**PAGE TEXT**
———

| || |
Automate comparison of lacs of xml files
I have a requirement where i need to compare lacs of xml files in the range of 3,00,000 to 10,00,000 with corresponding pairs.
Please provide your suggestions on which tool / setup / OS would be the best way to achieve it.
I have a working model ready with me with Excel VBA which compares it and reports it out in excel but thats being used for 100-200 files.
I want to know if VBA can scale up to take this load or else the bottom would be my questions:
1. which tool to use which can scale up to compare lacs of files
2. Speed is not a constraint, even if it takes a day as long as it can scale up, be stable and report it out
3. Reporting mechanism (i have excel reporting in place, dont know if that would survive)
Every xml node in each file needs to be reported, we have around 60 nodes per file
I can manipulate excel to report across different sheets/ different files etc but dont know if thats a good approach
Also if i need to test this, whats the best way to generate a source of 3,00,000 pairs of source and destination files thats something burning inside my head again
Please provide your suggestions on the same
Few options that I could think of:
1. If you already have a Excel Macro code which does it for 200 file pairs, then you can possible divide the 3 lacs files into group and use the same script. Assuming your macro code generates the reports in the format which you actually need.
2. XML comparison can be done in various ways, depending on how you would like to compare. Like will the case of the elements value matter, will you support threshold comparison, if duplicate node elements fine, does child order matter and so on and so forth.

———

**REQUIRED TASKS**
• 1. Using the XML comparison thread, mark each statement yes or no according to whether it agrees, and quote the words that decide it: (a) The Excel VBA model is being used for 100-200 files. (b) Speed is a constraint for the job. (c) Each file has around 60 nodes.
• 2. Pick up the XML comparison thread after its last sentence and carry it on.

**SUPPLIED INFORMATION**
———

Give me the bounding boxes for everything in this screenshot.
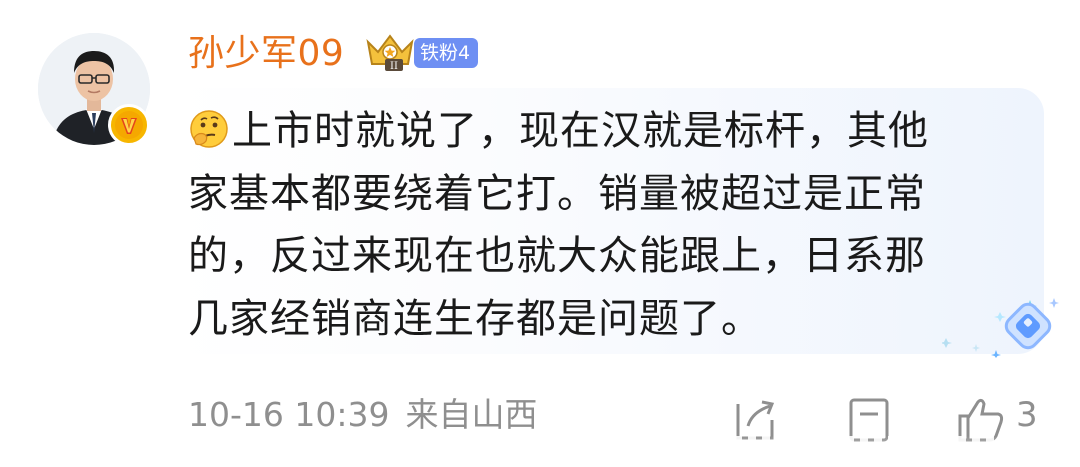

———

**ANSWERS FOR THE EXERCISE**
• 1.
(a) Yes: "thats being used for 100-200 files"
(b) No: "Speed is not a constraint, even if it takes a day"
(c) Yes: "we have around 60 nodes per file"

• 2.
There are several readymade tools/technologies that does XML compare like BeyondCompare, Araxis, Microsoft's XMLDiff Tool, Java and other programming language has API's to work on XML which you can use to parse and compare them.
1. With regards to point number 1 , i can try that out but before i do had the following questions in mind:
a. Is there a way to generate such a huge volume of files in 2 folders in the 1st place for testing
b. Any speed up tricks in excel i should keep in mind, i feel this might take days with a single threaded approach using excel
2. For point number 2, i am not worried about logic since we already have what business expects off us and we have it signed off
Real concern over excel is:
1. How much time it would take for the report to generate (my 100 files takes around 25 minutes with no performance stuff added)
2. Will excel even open up once i put say 10,00,000 rows of data in Sheet1, use total 20 sheets and move on to the next Workbook
Whats the maximum load one has seen for excel files
10,00,000 X 20 = Total rows of data i am expecting
Can i put these in 20 worksheets in 1 WorkBook and feel safe of being able to retrieve this data?
Excel maximum limit is 65,536 rows by 256 columns. Could work with straight .csv format though.
You'd definitely want to be doing this with a "real" programming language like Java not VBA.
Thanks sure m gonna try porting the vb code to java
Excel 2007 has 10,48,000 something rows
I think Excel also increased the columns.
What is a lac?
I hear it used as a term for a monetary unit. Are you using it the same way here?
Ohhhh Kevin 10 lacs (becomes a million...)
A very frequently used monetary unit in india...apologies, if it created any confusion
My friends from India use the word. I never knew it meant 100,000.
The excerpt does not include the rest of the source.